Source text:
+ + +

Building Offline Mobile Performance Monitoring with AWACS and APM
This article explains how Youzan extended its APM framework with offline monitoring, built the AWACS visual tool, integrated Appium‑driven regression, instrumented method timing and network traffic via Gradle plugins, captured page rendering time, processed data in the backend, and created an issue‑management platform, outlining future enhancements.
Introduction
Mobile business complexity leads developers to overlook performance problems. The existing Youzan APM only collects online data, so offline monitoring is required during QA and development to catch regressions before release.
Architecture Design
The offline monitoring capability extends the APM framework. A visual tool named AWACS adds a global floating window that shows real‑time alerts (pop‑ups and Toast). QA integrates Appium UI‑flow test cases, and an automated regression suite runs the same flow on a fixed device for each app version, enabling stage‑level performance comparison. Detected issues are pushed to a WeChat robot and recorded in an mPaaS‑based issue‑management board.
Monitoring Metrics Analysis
Stage Data
Each business flow (e.g., app launch, add‑to‑cart) is treated as a "stage". Two dimensions are collected: method‑duration and network‑status.
Method‑duration analysis
A custom Gradle plugin instruments bytecode during the Transform stage. Using ASM, it inserts calls to MethodBeat.i at method entry and MethodBeat.o at exit, automatically measuring execution time for every method.

+ + +

(Element and coordinate listing)
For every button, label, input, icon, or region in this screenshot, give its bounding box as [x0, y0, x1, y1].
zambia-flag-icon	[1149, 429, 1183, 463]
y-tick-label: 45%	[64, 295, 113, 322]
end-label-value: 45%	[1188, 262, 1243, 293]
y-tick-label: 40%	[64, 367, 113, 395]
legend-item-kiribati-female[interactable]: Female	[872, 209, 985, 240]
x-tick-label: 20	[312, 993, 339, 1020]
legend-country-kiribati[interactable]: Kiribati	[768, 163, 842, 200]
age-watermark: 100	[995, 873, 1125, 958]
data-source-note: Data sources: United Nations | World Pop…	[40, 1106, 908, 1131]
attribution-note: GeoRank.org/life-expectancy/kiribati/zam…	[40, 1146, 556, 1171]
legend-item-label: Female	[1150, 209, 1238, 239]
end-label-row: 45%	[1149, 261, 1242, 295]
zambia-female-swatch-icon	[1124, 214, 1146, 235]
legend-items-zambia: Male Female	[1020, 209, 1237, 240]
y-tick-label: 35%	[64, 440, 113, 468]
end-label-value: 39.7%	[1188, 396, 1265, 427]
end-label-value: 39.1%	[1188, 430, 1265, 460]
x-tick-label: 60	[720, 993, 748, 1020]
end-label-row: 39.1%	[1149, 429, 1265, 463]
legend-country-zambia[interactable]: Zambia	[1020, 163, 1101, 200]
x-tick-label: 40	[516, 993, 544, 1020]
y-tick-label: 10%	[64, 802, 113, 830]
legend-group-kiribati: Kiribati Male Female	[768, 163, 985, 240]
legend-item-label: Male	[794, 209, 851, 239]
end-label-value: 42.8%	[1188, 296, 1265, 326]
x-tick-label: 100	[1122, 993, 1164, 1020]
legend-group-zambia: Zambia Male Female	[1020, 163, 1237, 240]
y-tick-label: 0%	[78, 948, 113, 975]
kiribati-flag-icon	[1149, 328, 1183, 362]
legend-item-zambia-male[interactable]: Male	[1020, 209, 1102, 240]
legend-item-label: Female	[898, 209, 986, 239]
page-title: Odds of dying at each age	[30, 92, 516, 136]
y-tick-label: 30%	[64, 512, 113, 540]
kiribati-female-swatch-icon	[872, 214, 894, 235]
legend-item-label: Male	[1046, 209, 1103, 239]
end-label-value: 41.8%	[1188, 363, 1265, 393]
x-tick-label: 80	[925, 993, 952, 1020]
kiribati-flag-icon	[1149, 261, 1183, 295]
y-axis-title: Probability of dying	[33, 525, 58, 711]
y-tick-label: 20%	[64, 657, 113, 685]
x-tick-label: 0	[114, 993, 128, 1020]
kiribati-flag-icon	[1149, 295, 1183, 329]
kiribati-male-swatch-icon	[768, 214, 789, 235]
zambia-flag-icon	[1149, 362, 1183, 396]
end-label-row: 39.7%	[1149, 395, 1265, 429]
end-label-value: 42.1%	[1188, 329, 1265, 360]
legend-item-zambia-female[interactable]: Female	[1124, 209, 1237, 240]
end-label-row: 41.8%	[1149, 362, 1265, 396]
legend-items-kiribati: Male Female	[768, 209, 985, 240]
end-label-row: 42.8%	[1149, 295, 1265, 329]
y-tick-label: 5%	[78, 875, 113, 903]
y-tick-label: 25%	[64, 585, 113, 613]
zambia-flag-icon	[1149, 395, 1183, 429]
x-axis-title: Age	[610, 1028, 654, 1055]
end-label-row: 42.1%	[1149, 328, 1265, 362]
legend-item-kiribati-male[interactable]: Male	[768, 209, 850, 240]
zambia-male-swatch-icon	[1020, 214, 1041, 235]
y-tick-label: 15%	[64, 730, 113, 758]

+ + +

Directive 1:
Determine whether each of the following statements agrees with the AWACS article, answering yes or no and quoting the deciding words: (a) The existing Youzan APM collects both online and offline data. (b) Detected issues are pushed to a WeChat robot. (c) MethodBeat.o is called at method entry.
Directive 2:
Retype without alteration the passage of the AWACS article from "Architecture Design" to "for every method.".
Directive 3:
According to the AWACS article, which two dimensions are collected for each stage?

Result 1:
(a) No: "The existing Youzan APM only collects online data"
(b) Yes: "Detected issues are pushed to a WeChat robot"
(c) No: "MethodBeat.o at exit"

Result 2:
Architecture Design
The offline monitoring capability extends the APM framework. A visual tool named AWACS adds a global floating window that shows real‑time alerts (pop‑ups and Toast). QA integrates Appium UI‑flow test cases, and an automated regression suite runs the same flow on a fixed device for each app version, enabling stage‑level performance comparison. Detected issues are pushed to a WeChat robot and recorded in an mPaaS‑based issue‑management board.
Monitoring Metrics Analysis
Stage Data
Each business flow (e.g., app launch, add‑to‑cart) is treated as a "stage". Two dimensions are collected: method‑duration and network‑status.
Method‑duration analysis
A custom Gradle plugin instruments bytecode during the Transform stage. Using ASM, it inserts calls to MethodBeat.i at method entry and MethodBeat.o at exit, automatically measuring execution time for every method.

Result 3:
Method-duration and network-status.